_TASK REQUIREMENTS_
Reproduce the complete listing without any deviation.

—————

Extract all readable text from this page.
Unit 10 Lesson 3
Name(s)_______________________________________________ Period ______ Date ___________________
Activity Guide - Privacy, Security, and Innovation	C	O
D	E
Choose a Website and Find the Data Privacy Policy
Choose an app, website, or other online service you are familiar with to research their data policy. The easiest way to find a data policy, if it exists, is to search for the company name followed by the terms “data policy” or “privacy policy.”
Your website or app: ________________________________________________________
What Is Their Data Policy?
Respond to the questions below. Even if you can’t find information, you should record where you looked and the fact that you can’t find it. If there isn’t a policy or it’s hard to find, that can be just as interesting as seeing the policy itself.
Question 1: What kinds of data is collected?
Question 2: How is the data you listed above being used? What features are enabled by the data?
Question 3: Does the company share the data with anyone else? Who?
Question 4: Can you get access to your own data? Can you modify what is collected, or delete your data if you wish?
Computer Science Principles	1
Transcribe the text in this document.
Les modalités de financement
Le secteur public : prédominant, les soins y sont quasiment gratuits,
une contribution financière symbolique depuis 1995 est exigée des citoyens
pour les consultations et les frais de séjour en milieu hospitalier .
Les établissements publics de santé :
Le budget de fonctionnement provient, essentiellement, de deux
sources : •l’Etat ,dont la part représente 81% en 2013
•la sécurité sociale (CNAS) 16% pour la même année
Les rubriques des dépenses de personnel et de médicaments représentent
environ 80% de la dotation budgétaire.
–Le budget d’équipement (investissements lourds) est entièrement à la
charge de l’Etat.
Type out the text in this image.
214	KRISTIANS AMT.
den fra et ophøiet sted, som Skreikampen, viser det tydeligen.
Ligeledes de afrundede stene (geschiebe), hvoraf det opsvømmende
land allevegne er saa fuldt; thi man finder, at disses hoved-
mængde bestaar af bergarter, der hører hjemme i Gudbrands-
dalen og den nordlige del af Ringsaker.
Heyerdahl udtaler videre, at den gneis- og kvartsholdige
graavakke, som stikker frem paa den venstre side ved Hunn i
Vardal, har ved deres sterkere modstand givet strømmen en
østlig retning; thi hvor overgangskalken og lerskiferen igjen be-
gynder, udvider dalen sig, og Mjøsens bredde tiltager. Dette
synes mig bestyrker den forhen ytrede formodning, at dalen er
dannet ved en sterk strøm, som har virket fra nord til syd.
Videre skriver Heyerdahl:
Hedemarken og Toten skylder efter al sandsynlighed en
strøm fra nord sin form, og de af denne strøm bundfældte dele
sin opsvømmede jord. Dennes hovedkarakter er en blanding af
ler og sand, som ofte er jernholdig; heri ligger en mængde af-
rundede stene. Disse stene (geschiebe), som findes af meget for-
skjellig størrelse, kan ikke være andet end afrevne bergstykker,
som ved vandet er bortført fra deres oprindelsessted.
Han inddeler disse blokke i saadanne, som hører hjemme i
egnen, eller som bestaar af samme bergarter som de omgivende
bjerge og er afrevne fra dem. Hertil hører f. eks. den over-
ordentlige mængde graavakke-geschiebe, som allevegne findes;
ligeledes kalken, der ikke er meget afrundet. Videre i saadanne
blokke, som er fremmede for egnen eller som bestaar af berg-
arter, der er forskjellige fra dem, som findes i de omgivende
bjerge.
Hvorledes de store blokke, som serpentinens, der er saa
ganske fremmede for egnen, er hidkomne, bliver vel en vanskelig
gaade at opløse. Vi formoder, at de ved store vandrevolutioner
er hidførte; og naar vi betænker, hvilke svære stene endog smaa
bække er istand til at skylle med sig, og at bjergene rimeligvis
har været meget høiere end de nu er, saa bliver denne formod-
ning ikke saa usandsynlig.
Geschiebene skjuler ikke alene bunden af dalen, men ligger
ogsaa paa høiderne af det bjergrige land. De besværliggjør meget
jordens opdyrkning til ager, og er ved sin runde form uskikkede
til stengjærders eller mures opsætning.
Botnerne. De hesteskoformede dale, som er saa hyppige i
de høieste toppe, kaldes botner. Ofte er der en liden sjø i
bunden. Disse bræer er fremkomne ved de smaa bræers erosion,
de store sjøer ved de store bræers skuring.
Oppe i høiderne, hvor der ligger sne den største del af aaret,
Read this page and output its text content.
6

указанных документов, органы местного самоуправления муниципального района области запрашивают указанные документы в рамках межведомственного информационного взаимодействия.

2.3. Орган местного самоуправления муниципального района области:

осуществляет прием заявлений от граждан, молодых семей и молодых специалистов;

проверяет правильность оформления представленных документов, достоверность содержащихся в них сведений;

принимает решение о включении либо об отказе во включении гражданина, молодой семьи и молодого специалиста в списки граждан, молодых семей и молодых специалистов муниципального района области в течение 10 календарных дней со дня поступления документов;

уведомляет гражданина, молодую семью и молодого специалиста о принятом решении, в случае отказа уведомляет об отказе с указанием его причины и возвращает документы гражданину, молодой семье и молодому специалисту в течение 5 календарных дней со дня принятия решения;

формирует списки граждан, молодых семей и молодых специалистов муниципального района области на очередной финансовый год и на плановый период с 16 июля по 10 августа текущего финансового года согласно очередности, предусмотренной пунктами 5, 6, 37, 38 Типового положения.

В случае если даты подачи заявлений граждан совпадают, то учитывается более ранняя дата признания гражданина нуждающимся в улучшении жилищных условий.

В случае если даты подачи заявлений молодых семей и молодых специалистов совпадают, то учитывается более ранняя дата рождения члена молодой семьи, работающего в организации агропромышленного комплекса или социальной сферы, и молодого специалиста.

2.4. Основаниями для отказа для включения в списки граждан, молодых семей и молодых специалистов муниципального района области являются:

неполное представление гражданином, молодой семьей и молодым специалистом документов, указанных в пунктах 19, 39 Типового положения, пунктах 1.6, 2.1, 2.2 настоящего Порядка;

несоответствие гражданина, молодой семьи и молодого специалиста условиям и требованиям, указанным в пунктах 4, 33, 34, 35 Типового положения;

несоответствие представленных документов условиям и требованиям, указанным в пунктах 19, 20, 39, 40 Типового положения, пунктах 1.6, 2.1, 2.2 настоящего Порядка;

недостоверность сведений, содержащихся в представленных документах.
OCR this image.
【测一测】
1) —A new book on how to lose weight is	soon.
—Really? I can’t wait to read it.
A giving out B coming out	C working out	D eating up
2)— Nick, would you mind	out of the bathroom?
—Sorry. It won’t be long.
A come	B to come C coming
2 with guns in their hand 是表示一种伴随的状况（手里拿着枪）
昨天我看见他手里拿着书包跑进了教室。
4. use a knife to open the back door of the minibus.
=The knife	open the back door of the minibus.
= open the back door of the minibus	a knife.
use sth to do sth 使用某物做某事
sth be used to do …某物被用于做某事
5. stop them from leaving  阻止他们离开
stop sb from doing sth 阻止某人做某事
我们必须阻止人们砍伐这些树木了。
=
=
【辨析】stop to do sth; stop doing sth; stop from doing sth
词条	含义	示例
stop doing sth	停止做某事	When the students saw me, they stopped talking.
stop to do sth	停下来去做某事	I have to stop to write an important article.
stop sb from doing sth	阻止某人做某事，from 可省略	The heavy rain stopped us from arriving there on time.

—————

_TASK RESULT_
Extract all readable text from this page.
Unit 10 Lesson 3
Name(s)_______________________________________________ Period ______ Date ___________________
Activity Guide - Privacy, Security, and Innovation	C	O
D	E
Choose a Website and Find the Data Privacy Policy
Choose an app, website, or other online service you are familiar with to research their data policy. The easiest way to find a data policy, if it exists, is to search for the company name followed by the terms “data policy” or “privacy policy.”
Your website or app: ________________________________________________________
What Is Their Data Policy?
Respond to the questions below. Even if you can’t find information, you should record where you looked and the fact that you can’t find it. If there isn’t a policy or it’s hard to find, that can be just as interesting as seeing the policy itself.
Question 1: What kinds of data is collected?
Question 2: How is the data you listed above being used? What features are enabled by the data?
Question 3: Does the company share the data with anyone else? Who?
Question 4: Can you get access to your own data? Can you modify what is collected, or delete your data if you wish?
Computer Science Principles	1
Transcribe the text in this document.
Les modalités de financement
Le secteur public : prédominant, les soins y sont quasiment gratuits,
une contribution financière symbolique depuis 1995 est exigée des citoyens
pour les consultations et les frais de séjour en milieu hospitalier .
Les établissements publics de santé :
Le budget de fonctionnement provient, essentiellement, de deux
sources : •l’Etat ,dont la part représente 81% en 2013
•la sécurité sociale (CNAS) 16% pour la même année
Les rubriques des dépenses de personnel et de médicaments représentent
environ 80% de la dotation budgétaire.
–Le budget d’équipement (investissements lourds) est entièrement à la
charge de l’Etat.
Type out the text in this image.
214	KRISTIANS AMT.
den fra et ophøiet sted, som Skreikampen, viser det tydeligen.
Ligeledes de afrundede stene (geschiebe), hvoraf det opsvømmende
land allevegne er saa fuldt; thi man finder, at disses hoved-
mængde bestaar af bergarter, der hører hjemme i Gudbrands-
dalen og den nordlige del af Ringsaker.
Heyerdahl udtaler videre, at den gneis- og kvartsholdige
graavakke, som stikker frem paa den venstre side ved Hunn i
Vardal, har ved deres sterkere modstand givet strømmen en
østlig retning; thi hvor overgangskalken og lerskiferen igjen be-
gynder, udvider dalen sig, og Mjøsens bredde tiltager. Dette
synes mig bestyrker den forhen ytrede formodning, at dalen er
dannet ved en sterk strøm, som har virket fra nord til syd.
Videre skriver Heyerdahl:
Hedemarken og Toten skylder efter al sandsynlighed en
strøm fra nord sin form, og de af denne strøm bundfældte dele
sin opsvømmede jord. Dennes hovedkarakter er en blanding af
ler og sand, som ofte er jernholdig; heri ligger en mængde af-
rundede stene. Disse stene (geschiebe), som findes af meget for-
skjellig størrelse, kan ikke være andet end afrevne bergstykker,
som ved vandet er bortført fra deres oprindelsessted.
Han inddeler disse blokke i saadanne, som hører hjemme i
egnen, eller som bestaar af samme bergarter som de omgivende
bjerge og er afrevne fra dem. Hertil hører f. eks. den over-
ordentlige mængde graavakke-geschiebe, som allevegne findes;
ligeledes kalken, der ikke er meget afrundet. Videre i saadanne
blokke, som er fremmede for egnen eller som bestaar af berg-
arter, der er forskjellige fra dem, som findes i de omgivende
bjerge.
Hvorledes de store blokke, som serpentinens, der er saa
ganske fremmede for egnen, er hidkomne, bliver vel en vanskelig
gaade at opløse. Vi formoder, at de ved store vandrevolutioner
er hidførte; og naar vi betænker, hvilke svære stene endog smaa
bække er istand til at skylle med sig, og at bjergene rimeligvis
har været meget høiere end de nu er, saa bliver denne formod-
ning ikke saa usandsynlig.
Geschiebene skjuler ikke alene bunden af dalen, men ligger
ogsaa paa høiderne af det bjergrige land. De besværliggjør meget
jordens opdyrkning til ager, og er ved sin runde form uskikkede
til stengjærders eller mures opsætning.
Botnerne. De hesteskoformede dale, som er saa hyppige i
de høieste toppe, kaldes botner. Ofte er der en liden sjø i
bunden. Disse bræer er fremkomne ved de smaa bræers erosion,
de store sjøer ved de store bræers skuring.
Oppe i høiderne, hvor der ligger sne den største del af aaret,
Read this page and output its text content.
6

указанных документов, органы местного самоуправления муниципального района области запрашивают указанные документы в рамках межведомственного информационного взаимодействия.

2.3. Орган местного самоуправления муниципального района области:

осуществляет прием заявлений от граждан, молодых семей и молодых специалистов;

проверяет правильность оформления представленных документов, достоверность содержащихся в них сведений;

принимает решение о включении либо об отказе во включении гражданина, молодой семьи и молодого специалиста в списки граждан, молодых семей и молодых специалистов муниципального района области в течение 10 календарных дней со дня поступления документов;

уведомляет гражданина, молодую семью и молодого специалиста о принятом решении, в случае отказа уведомляет об отказе с указанием его причины и возвращает документы гражданину, молодой семье и молодому специалисту в течение 5 календарных дней со дня принятия решения;

формирует списки граждан, молодых семей и молодых специалистов муниципального района области на очередной финансовый год и на плановый период с 16 июля по 10 августа текущего финансового года согласно очередности, предусмотренной пунктами 5, 6, 37, 38 Типового положения.

В случае если даты подачи заявлений граждан совпадают, то учитывается более ранняя дата признания гражданина нуждающимся в улучшении жилищных условий.

В случае если даты подачи заявлений молодых семей и молодых специалистов совпадают, то учитывается более ранняя дата рождения члена молодой семьи, работающего в организации агропромышленного комплекса или социальной сферы, и молодого специалиста.

2.4. Основаниями для отказа для включения в списки граждан, молодых семей и молодых специалистов муниципального района области являются:

неполное представление гражданином, молодой семьей и молодым специалистом документов, указанных в пунктах 19, 39 Типового положения, пунктах 1.6, 2.1, 2.2 настоящего Порядка;

несоответствие гражданина, молодой семьи и молодого специалиста условиям и требованиям, указанным в пунктах 4, 33, 34, 35 Типового положения;

несоответствие представленных документов условиям и требованиям, указанным в пунктах 19, 20, 39, 40 Типового положения, пунктах 1.6, 2.1, 2.2 настоящего Порядка;

недостоверность сведений, содержащихся в представленных документах.
OCR this image.
【测一测】
1) —A new book on how to lose weight is	soon.
—Really? I can’t wait to read it.
A giving out B coming out	C working out	D eating up
2)— Nick, would you mind	out of the bathroom?
—Sorry. It won’t be long.
A come	B to come C coming
2 with guns in their hand 是表示一种伴随的状况（手里拿着枪）
昨天我看见他手里拿着书包跑进了教室。
4. use a knife to open the back door of the minibus.
=The knife	open the back door of the minibus.
= open the back door of the minibus	a knife.
use sth to do sth 使用某物做某事
sth be used to do …某物被用于做某事
5. stop them from leaving  阻止他们离开
stop sb from doing sth 阻止某人做某事
我们必须阻止人们砍伐这些树木了。
=
=
【辨析】stop to do sth; stop doing sth; stop from doing sth
词条	含义	示例
stop doing sth	停止做某事	When the students saw me, they stopped talking.
stop to do sth	停下来去做某事	I have to stop to write an important article.
stop sb from doing sth	阻止某人做某事，from 可省略	The heavy rain stopped us from arriving there on time.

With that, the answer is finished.